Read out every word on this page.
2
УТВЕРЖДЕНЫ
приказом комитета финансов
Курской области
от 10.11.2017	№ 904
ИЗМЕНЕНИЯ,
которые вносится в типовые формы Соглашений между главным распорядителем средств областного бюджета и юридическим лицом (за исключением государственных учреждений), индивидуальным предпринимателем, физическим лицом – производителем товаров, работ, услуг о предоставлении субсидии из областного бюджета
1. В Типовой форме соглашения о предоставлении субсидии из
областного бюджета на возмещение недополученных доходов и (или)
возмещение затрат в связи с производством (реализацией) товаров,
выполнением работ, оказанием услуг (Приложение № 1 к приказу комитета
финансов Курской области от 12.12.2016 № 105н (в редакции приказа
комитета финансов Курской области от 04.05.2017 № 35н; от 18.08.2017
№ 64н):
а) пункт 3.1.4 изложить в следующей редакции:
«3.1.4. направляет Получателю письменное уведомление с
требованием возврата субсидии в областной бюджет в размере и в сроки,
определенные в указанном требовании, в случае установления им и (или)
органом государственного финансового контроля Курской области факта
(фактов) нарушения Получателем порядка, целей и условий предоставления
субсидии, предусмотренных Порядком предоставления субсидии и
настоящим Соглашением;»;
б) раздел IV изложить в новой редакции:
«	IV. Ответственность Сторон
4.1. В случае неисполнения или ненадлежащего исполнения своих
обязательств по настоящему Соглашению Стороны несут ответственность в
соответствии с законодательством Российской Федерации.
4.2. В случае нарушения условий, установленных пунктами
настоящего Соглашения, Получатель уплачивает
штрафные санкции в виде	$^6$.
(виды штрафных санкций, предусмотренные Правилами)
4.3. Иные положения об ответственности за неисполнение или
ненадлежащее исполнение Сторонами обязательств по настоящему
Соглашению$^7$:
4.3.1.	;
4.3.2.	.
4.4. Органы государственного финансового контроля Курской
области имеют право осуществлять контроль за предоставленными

——

Reproduce the listing shown above in its entirety, exactly.

Task answer:
Read out every word on this page.
2
УТВЕРЖДЕНЫ
приказом комитета финансов
Курской области
от 10.11.2017	№ 904
ИЗМЕНЕНИЯ,
которые вносится в типовые формы Соглашений между главным распорядителем средств областного бюджета и юридическим лицом (за исключением государственных учреждений), индивидуальным предпринимателем, физическим лицом – производителем товаров, работ, услуг о предоставлении субсидии из областного бюджета
1. В Типовой форме соглашения о предоставлении субсидии из
областного бюджета на возмещение недополученных доходов и (или)
возмещение затрат в связи с производством (реализацией) товаров,
выполнением работ, оказанием услуг (Приложение № 1 к приказу комитета
финансов Курской области от 12.12.2016 № 105н (в редакции приказа
комитета финансов Курской области от 04.05.2017 № 35н; от 18.08.2017
№ 64н):
а) пункт 3.1.4 изложить в следующей редакции:
«3.1.4. направляет Получателю письменное уведомление с
требованием возврата субсидии в областной бюджет в размере и в сроки,
определенные в указанном требовании, в случае установления им и (или)
органом государственного финансового контроля Курской области факта
(фактов) нарушения Получателем порядка, целей и условий предоставления
субсидии, предусмотренных Порядком предоставления субсидии и
настоящим Соглашением;»;
б) раздел IV изложить в новой редакции:
«	IV. Ответственность Сторон
4.1. В случае неисполнения или ненадлежащего исполнения своих
обязательств по настоящему Соглашению Стороны несут ответственность в
соответствии с законодательством Российской Федерации.
4.2. В случае нарушения условий, установленных пунктами
настоящего Соглашения, Получатель уплачивает
штрафные санкции в виде	$^6$.
(виды штрафных санкций, предусмотренные Правилами)
4.3. Иные положения об ответственности за неисполнение или
ненадлежащее исполнение Сторонами обязательств по настоящему
Соглашению$^7$:
4.3.1.	;
4.3.2.	.
4.4. Органы государственного финансового контроля Курской
области имеют право осуществлять контроль за предоставленными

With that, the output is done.